- [EXERCISE REQUIREMENTS]
Restate the entries below verbatim.

◆ ◆ ◆ ◆

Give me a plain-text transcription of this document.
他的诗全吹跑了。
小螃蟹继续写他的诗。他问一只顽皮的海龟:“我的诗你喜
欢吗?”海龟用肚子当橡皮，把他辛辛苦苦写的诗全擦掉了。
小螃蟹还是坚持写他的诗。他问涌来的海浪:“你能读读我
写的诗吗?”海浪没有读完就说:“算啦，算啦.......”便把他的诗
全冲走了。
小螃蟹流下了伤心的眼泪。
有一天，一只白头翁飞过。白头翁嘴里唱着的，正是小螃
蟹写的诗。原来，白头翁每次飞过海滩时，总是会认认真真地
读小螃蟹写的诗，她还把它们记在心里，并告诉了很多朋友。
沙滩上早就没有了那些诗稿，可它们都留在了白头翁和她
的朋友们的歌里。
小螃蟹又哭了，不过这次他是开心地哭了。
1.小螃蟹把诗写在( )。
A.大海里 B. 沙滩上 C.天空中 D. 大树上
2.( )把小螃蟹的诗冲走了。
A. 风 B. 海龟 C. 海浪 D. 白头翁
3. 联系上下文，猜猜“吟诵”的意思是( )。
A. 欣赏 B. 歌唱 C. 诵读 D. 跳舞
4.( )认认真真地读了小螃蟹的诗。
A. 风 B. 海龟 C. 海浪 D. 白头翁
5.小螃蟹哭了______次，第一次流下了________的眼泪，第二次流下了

◆ ◆ ◆ ◆

- [RESULT OF THIS EXERCISE]
Give me a plain-text transcription of this document.
他的诗全吹跑了。
小螃蟹继续写他的诗。他问一只顽皮的海龟:“我的诗你喜
欢吗?”海龟用肚子当橡皮，把他辛辛苦苦写的诗全擦掉了。
小螃蟹还是坚持写他的诗。他问涌来的海浪:“你能读读我
写的诗吗?”海浪没有读完就说:“算啦，算啦.......”便把他的诗
全冲走了。
小螃蟹流下了伤心的眼泪。
有一天，一只白头翁飞过。白头翁嘴里唱着的，正是小螃
蟹写的诗。原来，白头翁每次飞过海滩时，总是会认认真真地
读小螃蟹写的诗，她还把它们记在心里，并告诉了很多朋友。
沙滩上早就没有了那些诗稿，可它们都留在了白头翁和她
的朋友们的歌里。
小螃蟹又哭了，不过这次他是开心地哭了。
1.小螃蟹把诗写在( )。
A.大海里 B. 沙滩上 C.天空中 D. 大树上
2.( )把小螃蟹的诗冲走了。
A. 风 B. 海龟 C. 海浪 D. 白头翁
3. 联系上下文，猜猜“吟诵”的意思是( )。
A. 欣赏 B. 歌唱 C. 诵读 D. 跳舞
4.( )认认真真地读了小螃蟹的诗。
A. 风 B. 海龟 C. 海浪 D. 白头翁
5.小螃蟹哭了______次，第一次流下了________的眼泪，第二次流下了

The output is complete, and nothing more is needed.